Do this -> Copy out the complete listing, word for word.

Entries ->
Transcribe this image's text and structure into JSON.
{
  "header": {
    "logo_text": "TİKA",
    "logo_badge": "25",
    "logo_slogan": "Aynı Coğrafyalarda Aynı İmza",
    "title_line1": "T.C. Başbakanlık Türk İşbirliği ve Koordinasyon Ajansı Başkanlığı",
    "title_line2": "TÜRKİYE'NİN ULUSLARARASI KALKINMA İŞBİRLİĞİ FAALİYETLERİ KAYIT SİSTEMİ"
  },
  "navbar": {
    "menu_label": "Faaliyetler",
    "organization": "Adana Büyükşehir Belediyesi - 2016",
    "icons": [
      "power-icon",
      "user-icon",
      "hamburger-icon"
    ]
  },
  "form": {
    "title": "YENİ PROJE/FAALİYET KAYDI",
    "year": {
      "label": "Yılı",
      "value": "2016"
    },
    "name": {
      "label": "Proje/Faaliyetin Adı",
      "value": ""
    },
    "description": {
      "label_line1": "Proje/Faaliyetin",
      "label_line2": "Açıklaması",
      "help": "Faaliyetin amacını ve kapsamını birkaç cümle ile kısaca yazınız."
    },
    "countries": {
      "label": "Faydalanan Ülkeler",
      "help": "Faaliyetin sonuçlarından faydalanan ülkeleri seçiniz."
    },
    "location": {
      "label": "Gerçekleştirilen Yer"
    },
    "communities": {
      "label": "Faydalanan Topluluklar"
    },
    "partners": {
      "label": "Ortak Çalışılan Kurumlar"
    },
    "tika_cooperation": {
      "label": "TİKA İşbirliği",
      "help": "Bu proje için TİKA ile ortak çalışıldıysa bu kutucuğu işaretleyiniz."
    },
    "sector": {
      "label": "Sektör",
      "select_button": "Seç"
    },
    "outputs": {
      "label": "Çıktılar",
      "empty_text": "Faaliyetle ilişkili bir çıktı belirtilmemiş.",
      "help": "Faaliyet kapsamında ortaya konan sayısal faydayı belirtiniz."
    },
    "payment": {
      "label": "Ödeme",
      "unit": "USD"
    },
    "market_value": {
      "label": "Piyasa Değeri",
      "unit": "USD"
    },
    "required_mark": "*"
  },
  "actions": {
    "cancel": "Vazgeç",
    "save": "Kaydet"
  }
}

Solution ->
Transcribe this image's text and structure into JSON.
{
  "header": {
    "logo_text": "TİKA",
    "logo_badge": "25",
    "logo_slogan": "Aynı Coğrafyalarda Aynı İmza",
    "title_line1": "T.C. Başbakanlık Türk İşbirliği ve Koordinasyon Ajansı Başkanlığı",
    "title_line2": "TÜRKİYE'NİN ULUSLARARASI KALKINMA İŞBİRLİĞİ FAALİYETLERİ KAYIT SİSTEMİ"
  },
  "navbar": {
    "menu_label": "Faaliyetler",
    "organization": "Adana Büyükşehir Belediyesi - 2016",
    "icons": [
      "power-icon",
      "user-icon",
      "hamburger-icon"
    ]
  },
  "form": {
    "title": "YENİ PROJE/FAALİYET KAYDI",
    "year": {
      "label": "Yılı",
      "value": "2016"
    },
    "name": {
      "label": "Proje/Faaliyetin Adı",
      "value": ""
    },
    "description": {
      "label_line1": "Proje/Faaliyetin",
      "label_line2": "Açıklaması",
      "help": "Faaliyetin amacını ve kapsamını birkaç cümle ile kısaca yazınız."
    },
    "countries": {
      "label": "Faydalanan Ülkeler",
      "help": "Faaliyetin sonuçlarından faydalanan ülkeleri seçiniz."
    },
    "location": {
      "label": "Gerçekleştirilen Yer"
    },
    "communities": {
      "label": "Faydalanan Topluluklar"
    },
    "partners": {
      "label": "Ortak Çalışılan Kurumlar"
    },
    "tika_cooperation": {
      "label": "TİKA İşbirliği",
      "help": "Bu proje için TİKA ile ortak çalışıldıysa bu kutucuğu işaretleyiniz."
    },
    "sector": {
      "label": "Sektör",
      "select_button": "Seç"
    },
    "outputs": {
      "label": "Çıktılar",
      "empty_text": "Faaliyetle ilişkili bir çıktı belirtilmemiş.",
      "help": "Faaliyet kapsamında ortaya konan sayısal faydayı belirtiniz."
    },
    "payment": {
      "label": "Ödeme",
      "unit": "USD"
    },
    "market_value": {
      "label": "Piyasa Değeri",
      "unit": "USD"
    },
    "required_mark": "*"
  },
  "actions": {
    "cancel": "Vazgeç",
    "save": "Kaydet"
  }
}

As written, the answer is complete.